Emit the line that holds "Convert this document image to plain text." and all lines following it through the end of the data, verbatim, and nothing else.

* * * * *

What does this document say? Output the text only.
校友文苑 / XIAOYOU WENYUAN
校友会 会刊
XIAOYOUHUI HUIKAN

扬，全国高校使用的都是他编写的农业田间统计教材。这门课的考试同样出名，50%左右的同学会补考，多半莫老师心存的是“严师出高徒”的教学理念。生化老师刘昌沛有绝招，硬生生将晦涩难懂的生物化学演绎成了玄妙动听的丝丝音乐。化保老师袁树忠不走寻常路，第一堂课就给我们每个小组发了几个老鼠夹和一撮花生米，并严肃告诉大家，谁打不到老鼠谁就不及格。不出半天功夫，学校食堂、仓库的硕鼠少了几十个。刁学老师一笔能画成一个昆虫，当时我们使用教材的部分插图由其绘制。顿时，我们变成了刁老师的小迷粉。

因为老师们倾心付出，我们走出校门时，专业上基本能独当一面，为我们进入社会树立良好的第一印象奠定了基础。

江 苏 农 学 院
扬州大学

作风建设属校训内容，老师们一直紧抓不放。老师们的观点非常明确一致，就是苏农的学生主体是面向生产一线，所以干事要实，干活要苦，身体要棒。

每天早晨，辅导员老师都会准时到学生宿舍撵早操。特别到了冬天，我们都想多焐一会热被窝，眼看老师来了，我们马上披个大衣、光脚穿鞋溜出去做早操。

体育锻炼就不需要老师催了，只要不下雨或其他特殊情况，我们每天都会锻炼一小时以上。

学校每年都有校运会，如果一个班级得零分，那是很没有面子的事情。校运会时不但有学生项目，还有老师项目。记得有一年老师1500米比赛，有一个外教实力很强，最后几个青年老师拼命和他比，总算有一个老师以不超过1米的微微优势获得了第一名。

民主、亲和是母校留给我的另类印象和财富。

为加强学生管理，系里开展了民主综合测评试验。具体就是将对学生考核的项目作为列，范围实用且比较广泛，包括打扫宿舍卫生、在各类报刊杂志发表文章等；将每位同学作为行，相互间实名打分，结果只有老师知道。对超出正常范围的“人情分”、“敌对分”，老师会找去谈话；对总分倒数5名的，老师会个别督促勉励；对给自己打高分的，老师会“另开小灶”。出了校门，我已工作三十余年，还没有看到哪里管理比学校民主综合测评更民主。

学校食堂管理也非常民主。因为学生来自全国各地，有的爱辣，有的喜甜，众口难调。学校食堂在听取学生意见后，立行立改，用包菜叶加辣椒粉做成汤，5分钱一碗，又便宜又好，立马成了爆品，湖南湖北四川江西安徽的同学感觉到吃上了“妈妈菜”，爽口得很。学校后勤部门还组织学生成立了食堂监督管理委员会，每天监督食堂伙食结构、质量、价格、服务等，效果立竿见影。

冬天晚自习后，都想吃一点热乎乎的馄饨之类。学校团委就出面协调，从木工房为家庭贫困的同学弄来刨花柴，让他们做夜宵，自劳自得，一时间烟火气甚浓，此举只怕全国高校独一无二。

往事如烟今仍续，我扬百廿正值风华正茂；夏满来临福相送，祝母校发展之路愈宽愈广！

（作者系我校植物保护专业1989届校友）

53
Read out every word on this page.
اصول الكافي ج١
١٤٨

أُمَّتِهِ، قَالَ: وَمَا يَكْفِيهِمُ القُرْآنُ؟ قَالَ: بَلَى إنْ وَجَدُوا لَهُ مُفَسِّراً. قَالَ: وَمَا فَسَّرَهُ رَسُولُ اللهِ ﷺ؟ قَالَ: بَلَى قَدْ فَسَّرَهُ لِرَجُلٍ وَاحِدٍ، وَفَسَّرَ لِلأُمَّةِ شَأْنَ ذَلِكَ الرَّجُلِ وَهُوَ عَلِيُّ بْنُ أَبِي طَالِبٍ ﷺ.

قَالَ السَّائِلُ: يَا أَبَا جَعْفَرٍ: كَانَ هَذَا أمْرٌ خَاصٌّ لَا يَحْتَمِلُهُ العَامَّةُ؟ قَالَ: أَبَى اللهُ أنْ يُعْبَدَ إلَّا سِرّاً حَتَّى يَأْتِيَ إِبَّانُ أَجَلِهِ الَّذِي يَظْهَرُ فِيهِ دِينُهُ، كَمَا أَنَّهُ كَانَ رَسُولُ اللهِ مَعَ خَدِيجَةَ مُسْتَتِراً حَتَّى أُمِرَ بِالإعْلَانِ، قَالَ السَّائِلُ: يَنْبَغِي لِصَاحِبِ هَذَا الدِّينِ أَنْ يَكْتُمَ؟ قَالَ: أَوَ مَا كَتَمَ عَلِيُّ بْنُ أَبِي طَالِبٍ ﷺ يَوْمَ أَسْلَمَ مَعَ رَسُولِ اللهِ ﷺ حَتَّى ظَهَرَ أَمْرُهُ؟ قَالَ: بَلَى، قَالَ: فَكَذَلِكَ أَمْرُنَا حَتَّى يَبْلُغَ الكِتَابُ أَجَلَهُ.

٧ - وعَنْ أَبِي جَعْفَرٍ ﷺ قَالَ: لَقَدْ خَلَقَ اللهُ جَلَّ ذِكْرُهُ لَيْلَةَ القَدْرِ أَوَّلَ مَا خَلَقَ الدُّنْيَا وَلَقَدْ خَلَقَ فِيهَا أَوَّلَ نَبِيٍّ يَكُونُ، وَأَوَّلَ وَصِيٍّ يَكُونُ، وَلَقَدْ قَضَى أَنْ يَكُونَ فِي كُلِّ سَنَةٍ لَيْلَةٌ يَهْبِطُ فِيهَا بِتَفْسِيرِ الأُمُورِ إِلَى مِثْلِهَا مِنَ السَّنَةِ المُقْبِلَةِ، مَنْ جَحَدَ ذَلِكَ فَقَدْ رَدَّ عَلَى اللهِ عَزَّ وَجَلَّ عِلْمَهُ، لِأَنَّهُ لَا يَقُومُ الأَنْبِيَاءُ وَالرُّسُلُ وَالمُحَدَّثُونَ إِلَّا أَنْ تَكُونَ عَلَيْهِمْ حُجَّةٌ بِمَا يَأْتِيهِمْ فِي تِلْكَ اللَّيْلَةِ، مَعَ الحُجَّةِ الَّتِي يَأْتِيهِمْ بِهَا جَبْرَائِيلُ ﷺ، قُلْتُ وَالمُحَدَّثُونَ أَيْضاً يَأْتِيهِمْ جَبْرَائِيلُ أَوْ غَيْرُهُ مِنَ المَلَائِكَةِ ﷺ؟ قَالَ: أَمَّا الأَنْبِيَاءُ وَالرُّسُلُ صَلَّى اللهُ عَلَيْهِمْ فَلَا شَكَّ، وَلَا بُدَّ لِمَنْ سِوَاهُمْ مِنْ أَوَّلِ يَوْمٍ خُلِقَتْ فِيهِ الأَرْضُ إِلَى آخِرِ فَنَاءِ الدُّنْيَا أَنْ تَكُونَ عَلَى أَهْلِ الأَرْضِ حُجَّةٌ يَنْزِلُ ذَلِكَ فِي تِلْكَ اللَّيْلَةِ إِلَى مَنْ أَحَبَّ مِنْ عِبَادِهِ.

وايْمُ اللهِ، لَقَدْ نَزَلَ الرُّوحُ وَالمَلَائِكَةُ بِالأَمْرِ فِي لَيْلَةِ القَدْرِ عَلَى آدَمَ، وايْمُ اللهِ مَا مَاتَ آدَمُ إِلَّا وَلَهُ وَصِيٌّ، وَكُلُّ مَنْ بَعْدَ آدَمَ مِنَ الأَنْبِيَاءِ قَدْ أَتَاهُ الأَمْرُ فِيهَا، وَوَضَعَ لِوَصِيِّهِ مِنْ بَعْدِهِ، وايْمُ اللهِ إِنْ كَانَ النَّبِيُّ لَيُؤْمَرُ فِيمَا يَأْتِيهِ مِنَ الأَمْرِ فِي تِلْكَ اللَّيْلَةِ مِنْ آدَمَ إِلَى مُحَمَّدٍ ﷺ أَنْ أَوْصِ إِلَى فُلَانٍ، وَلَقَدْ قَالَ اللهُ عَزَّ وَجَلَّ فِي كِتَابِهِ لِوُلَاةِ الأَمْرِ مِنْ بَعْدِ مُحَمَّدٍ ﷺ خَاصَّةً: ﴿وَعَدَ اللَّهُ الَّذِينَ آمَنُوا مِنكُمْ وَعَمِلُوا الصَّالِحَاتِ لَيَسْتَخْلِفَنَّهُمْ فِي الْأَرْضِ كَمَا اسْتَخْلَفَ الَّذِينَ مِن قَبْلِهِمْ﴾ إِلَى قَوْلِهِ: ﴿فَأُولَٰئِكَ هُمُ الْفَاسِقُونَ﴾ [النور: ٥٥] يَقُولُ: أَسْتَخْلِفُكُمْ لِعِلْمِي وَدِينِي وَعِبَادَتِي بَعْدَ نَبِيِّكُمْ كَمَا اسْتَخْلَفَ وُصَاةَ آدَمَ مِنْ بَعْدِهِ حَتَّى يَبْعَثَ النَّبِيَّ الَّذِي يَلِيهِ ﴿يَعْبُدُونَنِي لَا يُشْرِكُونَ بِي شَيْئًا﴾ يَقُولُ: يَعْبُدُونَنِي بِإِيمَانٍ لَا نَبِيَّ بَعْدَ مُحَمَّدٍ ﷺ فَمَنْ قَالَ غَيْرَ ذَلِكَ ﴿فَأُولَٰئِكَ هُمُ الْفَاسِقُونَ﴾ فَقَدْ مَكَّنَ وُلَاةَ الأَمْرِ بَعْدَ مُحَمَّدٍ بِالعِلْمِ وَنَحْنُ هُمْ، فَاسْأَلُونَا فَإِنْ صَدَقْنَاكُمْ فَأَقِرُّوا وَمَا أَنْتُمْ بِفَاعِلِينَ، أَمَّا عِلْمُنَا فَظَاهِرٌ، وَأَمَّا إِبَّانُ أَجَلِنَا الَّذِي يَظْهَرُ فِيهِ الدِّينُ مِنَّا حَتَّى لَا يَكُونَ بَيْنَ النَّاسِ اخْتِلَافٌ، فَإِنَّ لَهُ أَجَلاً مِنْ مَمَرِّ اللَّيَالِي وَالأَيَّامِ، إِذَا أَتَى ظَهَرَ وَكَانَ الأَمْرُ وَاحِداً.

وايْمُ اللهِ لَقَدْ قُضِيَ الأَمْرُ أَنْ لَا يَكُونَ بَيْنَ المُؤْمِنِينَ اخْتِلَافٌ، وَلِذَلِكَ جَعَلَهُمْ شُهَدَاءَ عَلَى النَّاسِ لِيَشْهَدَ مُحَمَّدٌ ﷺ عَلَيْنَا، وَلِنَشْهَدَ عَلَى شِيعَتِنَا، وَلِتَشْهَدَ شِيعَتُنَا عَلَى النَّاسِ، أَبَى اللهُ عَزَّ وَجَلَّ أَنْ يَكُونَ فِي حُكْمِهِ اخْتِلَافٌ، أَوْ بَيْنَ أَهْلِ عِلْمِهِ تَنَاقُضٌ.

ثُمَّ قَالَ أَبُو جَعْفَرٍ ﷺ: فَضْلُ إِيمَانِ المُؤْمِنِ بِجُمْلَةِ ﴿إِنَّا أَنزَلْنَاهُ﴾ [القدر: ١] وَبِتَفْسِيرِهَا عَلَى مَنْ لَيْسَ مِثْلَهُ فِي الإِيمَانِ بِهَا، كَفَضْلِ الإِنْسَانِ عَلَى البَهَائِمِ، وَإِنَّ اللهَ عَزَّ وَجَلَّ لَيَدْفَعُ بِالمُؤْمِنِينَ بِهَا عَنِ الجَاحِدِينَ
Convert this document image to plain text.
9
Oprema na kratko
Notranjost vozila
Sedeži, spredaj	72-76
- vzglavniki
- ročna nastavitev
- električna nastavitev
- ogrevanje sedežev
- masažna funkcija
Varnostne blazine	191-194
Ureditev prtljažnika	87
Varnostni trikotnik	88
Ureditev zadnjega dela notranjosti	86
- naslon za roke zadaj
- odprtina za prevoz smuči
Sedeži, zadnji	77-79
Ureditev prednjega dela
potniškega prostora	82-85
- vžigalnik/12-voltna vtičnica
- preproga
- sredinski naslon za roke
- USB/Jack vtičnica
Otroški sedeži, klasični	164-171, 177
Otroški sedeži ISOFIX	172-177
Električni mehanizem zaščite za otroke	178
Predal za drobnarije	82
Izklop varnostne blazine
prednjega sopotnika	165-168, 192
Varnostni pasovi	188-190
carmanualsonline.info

* * * * *

▶ _Answer_:
Convert this document image to plain text.
9
Oprema na kratko
Notranjost vozila
Sedeži, spredaj	72-76
- vzglavniki
- ročna nastavitev
- električna nastavitev
- ogrevanje sedežev
- masažna funkcija
Varnostne blazine	191-194
Ureditev prtljažnika	87
Varnostni trikotnik	88
Ureditev zadnjega dela notranjosti	86
- naslon za roke zadaj
- odprtina za prevoz smuči
Sedeži, zadnji	77-79
Ureditev prednjega dela
potniškega prostora	82-85
- vžigalnik/12-voltna vtičnica
- preproga
- sredinski naslon za roke
- USB/Jack vtičnica
Otroški sedeži, klasični	164-171, 177
Otroški sedeži ISOFIX	172-177
Električni mehanizem zaščite za otroke	178
Predal za drobnarije	82
Izklop varnostne blazine
prednjega sopotnika	165-168, 192
Varnostni pasovi	188-190
carmanualsonline.info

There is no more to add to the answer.